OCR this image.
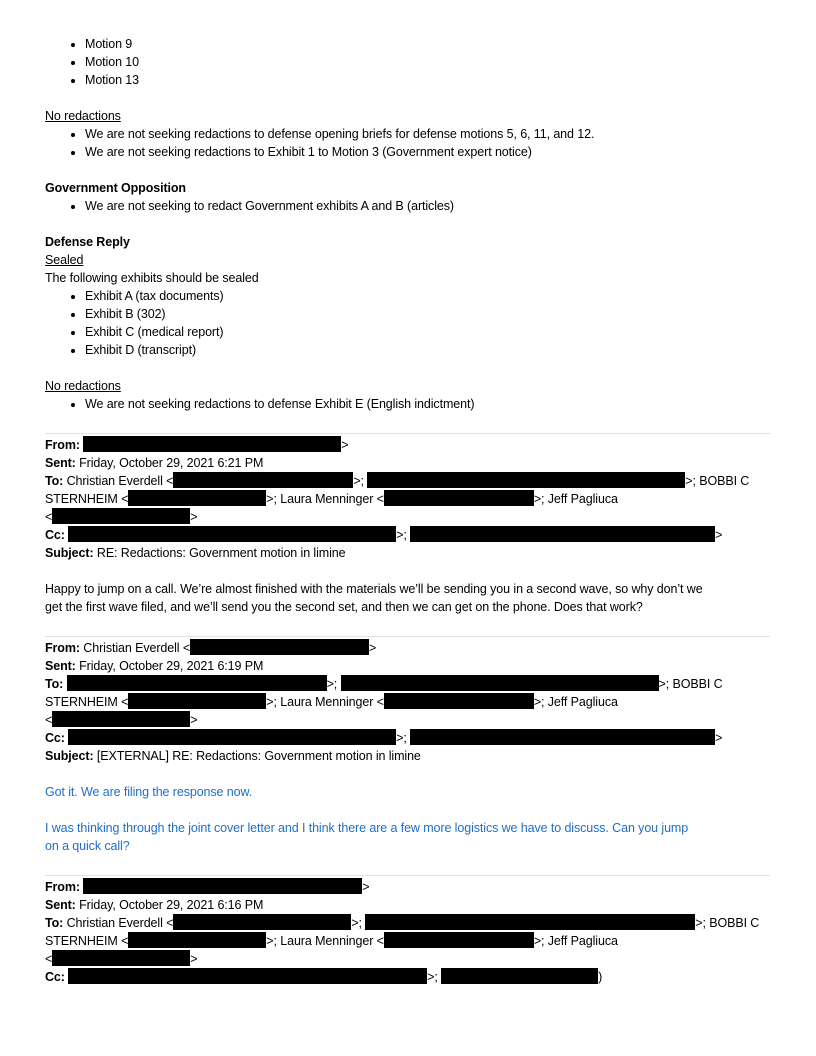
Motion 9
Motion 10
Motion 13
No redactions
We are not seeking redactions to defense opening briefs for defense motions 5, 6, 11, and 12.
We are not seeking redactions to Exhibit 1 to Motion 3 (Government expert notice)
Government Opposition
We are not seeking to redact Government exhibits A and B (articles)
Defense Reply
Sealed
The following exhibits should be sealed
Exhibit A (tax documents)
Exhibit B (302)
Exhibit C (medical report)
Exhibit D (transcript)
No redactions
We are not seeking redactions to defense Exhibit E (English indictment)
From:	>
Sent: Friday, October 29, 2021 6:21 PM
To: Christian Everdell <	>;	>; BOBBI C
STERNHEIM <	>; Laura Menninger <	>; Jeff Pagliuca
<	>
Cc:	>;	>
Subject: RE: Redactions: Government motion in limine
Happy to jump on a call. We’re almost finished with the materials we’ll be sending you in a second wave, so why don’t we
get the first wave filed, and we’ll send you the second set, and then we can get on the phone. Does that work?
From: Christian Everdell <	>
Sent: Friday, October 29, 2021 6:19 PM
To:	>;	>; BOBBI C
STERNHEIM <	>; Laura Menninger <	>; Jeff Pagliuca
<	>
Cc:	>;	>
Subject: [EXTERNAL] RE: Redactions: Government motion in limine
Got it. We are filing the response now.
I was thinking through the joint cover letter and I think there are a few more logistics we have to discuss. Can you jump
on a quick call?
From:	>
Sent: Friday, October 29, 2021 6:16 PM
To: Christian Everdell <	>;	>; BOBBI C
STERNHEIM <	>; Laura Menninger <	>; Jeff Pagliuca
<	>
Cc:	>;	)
* * *
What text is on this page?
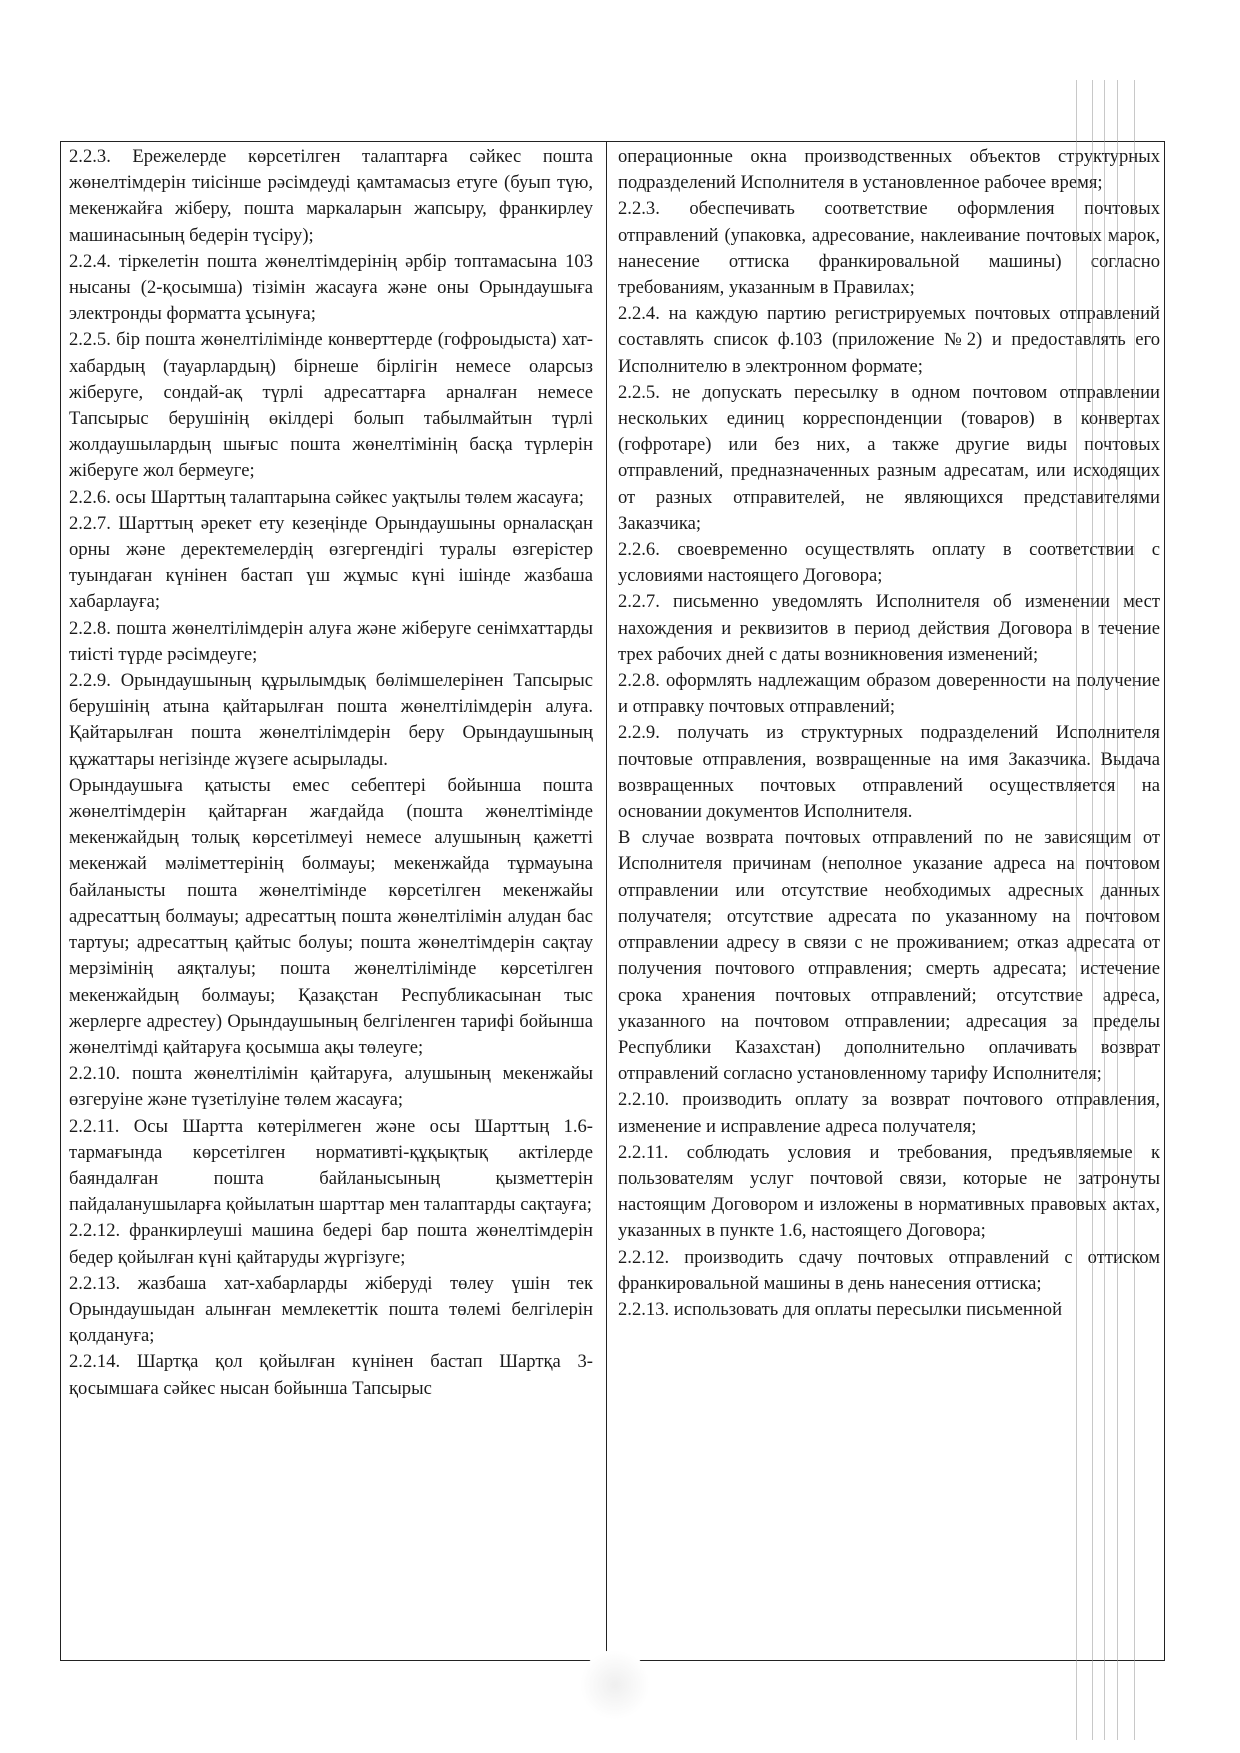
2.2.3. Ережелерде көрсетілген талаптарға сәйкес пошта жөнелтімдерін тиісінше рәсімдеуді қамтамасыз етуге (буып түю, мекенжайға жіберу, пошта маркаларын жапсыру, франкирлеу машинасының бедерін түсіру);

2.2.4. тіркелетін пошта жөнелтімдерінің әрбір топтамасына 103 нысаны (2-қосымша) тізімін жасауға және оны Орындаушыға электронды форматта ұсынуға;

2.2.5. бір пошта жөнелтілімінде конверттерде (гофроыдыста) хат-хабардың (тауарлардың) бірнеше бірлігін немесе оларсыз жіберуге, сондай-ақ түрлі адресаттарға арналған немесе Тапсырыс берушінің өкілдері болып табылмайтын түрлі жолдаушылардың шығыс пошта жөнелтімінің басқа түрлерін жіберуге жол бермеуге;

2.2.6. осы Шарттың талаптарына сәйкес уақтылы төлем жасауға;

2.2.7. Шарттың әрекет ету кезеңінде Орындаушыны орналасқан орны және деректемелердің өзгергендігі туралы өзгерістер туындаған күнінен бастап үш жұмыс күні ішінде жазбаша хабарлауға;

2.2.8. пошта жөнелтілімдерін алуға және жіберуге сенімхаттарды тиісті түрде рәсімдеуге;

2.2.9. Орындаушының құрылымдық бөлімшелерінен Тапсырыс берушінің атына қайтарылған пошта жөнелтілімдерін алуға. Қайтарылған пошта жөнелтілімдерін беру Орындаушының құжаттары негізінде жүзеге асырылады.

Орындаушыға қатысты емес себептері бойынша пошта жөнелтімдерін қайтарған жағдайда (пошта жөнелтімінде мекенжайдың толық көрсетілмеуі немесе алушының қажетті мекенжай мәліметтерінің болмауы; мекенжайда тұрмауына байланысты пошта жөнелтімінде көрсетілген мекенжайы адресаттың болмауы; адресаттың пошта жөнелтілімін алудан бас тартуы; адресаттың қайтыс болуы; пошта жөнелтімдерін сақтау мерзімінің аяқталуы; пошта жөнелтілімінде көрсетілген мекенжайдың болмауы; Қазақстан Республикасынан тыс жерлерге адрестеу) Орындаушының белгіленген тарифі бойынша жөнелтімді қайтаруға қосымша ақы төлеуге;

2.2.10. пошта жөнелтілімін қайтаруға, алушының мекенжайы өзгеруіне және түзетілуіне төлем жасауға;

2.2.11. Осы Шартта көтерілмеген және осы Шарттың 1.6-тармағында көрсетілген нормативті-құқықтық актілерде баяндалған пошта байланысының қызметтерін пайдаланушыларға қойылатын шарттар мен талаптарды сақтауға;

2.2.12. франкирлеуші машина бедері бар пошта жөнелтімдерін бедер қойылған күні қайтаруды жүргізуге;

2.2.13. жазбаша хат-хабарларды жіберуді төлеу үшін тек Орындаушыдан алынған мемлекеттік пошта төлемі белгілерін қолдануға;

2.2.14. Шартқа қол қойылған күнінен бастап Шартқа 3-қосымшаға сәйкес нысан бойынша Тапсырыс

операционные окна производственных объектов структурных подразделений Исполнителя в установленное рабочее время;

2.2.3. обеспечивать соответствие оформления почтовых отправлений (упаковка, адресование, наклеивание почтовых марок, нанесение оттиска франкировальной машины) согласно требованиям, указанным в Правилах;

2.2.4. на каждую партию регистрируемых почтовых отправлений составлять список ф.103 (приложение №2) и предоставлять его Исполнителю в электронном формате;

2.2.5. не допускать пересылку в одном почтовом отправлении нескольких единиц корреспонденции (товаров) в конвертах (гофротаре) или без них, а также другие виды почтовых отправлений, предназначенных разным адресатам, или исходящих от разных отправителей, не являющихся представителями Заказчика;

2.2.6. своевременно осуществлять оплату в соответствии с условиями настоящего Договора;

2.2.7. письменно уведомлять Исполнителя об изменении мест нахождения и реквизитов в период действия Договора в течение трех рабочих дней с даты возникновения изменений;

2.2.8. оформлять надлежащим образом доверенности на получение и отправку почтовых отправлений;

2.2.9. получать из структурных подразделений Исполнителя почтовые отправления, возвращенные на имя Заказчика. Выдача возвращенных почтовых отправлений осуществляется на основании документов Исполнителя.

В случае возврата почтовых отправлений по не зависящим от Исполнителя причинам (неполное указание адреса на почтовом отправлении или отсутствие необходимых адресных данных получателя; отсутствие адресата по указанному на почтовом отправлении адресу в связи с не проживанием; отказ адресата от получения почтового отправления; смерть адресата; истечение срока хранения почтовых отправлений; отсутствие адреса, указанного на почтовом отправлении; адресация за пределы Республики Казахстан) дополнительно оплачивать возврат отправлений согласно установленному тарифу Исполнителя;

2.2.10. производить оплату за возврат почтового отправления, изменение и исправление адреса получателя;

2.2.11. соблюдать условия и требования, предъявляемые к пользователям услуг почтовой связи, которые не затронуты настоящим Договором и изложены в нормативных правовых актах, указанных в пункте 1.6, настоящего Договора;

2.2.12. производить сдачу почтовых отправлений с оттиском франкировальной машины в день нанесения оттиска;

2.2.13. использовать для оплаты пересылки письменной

WORK INSTRUCTIONS » Pull out all lines from the entries above that include the word "Subject".

ANSWER BELOW »
Subject: RE: Redactions: Government motion in limine
Subject: [EXTERNAL] RE: Redactions: Government motion in limine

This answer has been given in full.